Instruction -
Write out all of the entries exactly as given.
+ + + + +
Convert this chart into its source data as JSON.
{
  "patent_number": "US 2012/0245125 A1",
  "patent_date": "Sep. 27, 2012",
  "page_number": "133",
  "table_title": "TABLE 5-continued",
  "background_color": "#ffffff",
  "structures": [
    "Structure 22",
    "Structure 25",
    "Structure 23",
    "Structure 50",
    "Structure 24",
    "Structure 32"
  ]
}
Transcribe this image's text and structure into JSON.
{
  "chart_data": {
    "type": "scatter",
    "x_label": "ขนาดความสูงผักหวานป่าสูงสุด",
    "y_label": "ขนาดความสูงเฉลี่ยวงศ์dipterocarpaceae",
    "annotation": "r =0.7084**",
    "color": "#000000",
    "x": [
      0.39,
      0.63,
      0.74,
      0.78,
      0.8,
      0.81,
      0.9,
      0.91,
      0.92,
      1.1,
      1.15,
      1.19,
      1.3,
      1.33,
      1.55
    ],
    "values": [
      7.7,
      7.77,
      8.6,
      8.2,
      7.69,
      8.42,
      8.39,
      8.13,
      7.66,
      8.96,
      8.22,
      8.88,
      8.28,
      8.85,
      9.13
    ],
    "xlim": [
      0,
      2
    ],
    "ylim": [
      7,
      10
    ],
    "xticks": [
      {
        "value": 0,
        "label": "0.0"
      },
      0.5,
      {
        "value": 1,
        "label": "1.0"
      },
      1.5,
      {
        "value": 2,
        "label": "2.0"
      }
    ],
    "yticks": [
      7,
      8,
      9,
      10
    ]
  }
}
+ + + + +
Reply -
Convert this chart into its source data as JSON.
{
  "patent_number": "US 2012/0245125 A1",
  "patent_date": "Sep. 27, 2012",
  "page_number": "133",
  "table_title": "TABLE 5-continued",
  "background_color": "#ffffff",
  "structures": [
    "Structure 22",
    "Structure 25",
    "Structure 23",
    "Structure 50",
    "Structure 24",
    "Structure 32"
  ]
}
Transcribe this image's text and structure into JSON.
{
  "chart_data": {
    "type": "scatter",
    "x_label": "ขนาดความสูงผักหวานป่าสูงสุด",
    "y_label": "ขนาดความสูงเฉลี่ยวงศ์dipterocarpaceae",
    "annotation": "r =0.7084**",
    "color": "#000000",
    "x": [
      0.39,
      0.63,
      0.74,
      0.78,
      0.8,
      0.81,
      0.9,
      0.91,
      0.92,
      1.1,
      1.15,
      1.19,
      1.3,
      1.33,
      1.55
    ],
    "values": [
      7.7,
      7.77,
      8.6,
      8.2,
      7.69,
      8.42,
      8.39,
      8.13,
      7.66,
      8.96,
      8.22,
      8.88,
      8.28,
      8.85,
      9.13
    ],
    "xlim": [
      0,
      2
    ],
    "ylim": [
      7,
      10
    ],
    "xticks": [
      {
        "value": 0,
        "label": "0.0"
      },
      0.5,
      {
        "value": 1,
        "label": "1.0"
      },
      1.5,
      {
        "value": 2,
        "label": "2.0"
      }
    ],
    "yticks": [
      7,
      8,
      9,
      10
    ]
  }
}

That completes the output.